**TASK GOAL:** Each line of the listing that contains the word "screenshot" is to be copied.
══ PROVIDED DATA
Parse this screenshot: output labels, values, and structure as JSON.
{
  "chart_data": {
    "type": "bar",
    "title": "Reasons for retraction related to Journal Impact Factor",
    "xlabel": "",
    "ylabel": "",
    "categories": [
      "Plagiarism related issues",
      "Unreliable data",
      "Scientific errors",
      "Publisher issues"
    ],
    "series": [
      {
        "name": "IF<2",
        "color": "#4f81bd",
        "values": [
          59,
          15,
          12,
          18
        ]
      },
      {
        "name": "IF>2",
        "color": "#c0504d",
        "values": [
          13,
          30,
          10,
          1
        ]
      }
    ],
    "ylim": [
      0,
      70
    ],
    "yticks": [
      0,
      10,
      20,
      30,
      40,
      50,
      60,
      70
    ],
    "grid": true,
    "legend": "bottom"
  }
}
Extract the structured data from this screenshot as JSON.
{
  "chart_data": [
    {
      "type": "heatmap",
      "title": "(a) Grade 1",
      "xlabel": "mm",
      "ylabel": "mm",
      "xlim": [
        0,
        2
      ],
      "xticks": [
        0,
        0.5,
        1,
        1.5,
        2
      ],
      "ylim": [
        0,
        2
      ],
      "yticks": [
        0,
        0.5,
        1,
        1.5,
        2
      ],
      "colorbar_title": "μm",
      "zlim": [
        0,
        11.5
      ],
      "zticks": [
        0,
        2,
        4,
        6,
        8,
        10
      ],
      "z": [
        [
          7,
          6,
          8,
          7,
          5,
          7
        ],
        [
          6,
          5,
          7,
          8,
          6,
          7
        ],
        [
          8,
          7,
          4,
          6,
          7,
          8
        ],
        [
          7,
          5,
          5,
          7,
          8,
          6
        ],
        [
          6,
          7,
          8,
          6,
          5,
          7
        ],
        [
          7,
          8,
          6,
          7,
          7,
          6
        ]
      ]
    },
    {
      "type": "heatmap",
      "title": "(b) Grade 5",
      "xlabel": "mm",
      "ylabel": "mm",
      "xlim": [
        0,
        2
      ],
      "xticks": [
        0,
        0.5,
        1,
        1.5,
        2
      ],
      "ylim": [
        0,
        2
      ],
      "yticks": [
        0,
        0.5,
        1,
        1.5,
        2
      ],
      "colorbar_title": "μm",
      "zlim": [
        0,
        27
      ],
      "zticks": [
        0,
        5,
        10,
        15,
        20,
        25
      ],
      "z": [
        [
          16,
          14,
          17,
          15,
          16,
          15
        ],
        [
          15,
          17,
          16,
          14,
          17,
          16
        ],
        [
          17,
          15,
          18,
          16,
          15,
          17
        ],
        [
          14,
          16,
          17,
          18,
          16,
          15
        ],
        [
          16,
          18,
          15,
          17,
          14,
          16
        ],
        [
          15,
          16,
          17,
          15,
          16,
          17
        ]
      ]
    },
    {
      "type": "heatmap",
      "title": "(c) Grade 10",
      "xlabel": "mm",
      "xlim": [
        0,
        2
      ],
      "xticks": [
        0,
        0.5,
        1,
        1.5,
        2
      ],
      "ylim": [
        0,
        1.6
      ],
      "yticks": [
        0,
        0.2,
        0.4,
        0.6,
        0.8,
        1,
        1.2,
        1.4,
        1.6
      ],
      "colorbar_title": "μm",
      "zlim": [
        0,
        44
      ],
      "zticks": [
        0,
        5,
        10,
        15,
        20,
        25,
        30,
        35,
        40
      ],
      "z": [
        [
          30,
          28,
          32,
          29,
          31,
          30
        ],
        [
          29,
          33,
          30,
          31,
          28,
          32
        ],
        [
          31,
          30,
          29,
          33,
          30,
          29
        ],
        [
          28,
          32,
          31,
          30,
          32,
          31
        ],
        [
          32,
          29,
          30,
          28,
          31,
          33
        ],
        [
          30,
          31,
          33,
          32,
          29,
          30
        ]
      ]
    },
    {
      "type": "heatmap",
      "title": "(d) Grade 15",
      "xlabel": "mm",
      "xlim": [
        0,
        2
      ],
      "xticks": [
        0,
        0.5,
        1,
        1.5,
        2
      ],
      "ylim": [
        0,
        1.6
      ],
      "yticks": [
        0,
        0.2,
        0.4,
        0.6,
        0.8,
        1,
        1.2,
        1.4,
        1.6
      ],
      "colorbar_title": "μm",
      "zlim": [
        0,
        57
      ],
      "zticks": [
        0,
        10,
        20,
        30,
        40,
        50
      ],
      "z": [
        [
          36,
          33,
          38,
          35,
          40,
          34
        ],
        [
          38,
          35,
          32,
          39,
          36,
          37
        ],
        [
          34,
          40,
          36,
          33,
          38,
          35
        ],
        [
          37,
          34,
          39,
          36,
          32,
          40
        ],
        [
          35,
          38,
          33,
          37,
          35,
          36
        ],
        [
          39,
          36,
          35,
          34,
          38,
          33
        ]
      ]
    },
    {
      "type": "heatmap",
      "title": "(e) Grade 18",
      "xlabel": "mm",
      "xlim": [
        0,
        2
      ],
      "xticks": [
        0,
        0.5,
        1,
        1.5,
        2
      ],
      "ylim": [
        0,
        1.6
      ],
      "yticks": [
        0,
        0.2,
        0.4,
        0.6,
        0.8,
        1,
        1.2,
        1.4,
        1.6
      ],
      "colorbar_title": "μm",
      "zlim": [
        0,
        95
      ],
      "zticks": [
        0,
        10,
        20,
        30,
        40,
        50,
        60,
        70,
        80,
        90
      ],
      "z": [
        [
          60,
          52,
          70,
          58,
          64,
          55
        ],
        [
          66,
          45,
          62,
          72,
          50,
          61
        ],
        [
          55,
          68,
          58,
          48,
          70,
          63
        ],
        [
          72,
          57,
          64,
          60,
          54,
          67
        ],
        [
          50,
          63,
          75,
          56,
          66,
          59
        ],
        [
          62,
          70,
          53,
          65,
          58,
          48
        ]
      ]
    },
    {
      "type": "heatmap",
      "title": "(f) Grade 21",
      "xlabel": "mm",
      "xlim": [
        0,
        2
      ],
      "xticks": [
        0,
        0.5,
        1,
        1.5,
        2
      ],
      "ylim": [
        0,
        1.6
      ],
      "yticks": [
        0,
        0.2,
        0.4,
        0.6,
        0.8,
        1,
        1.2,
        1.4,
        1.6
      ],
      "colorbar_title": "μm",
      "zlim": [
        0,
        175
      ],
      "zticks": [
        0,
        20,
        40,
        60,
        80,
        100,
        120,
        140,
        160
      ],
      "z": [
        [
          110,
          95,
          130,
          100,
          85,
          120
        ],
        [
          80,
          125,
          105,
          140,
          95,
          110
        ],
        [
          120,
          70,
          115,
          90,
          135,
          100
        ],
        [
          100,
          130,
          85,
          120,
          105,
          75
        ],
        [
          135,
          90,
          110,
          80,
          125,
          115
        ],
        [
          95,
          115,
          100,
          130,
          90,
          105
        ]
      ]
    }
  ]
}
════
**TASK SOLUTION:**
Parse this screenshot: output labels, values, and structure as JSON.
Extract the structured data from this screenshot as JSON.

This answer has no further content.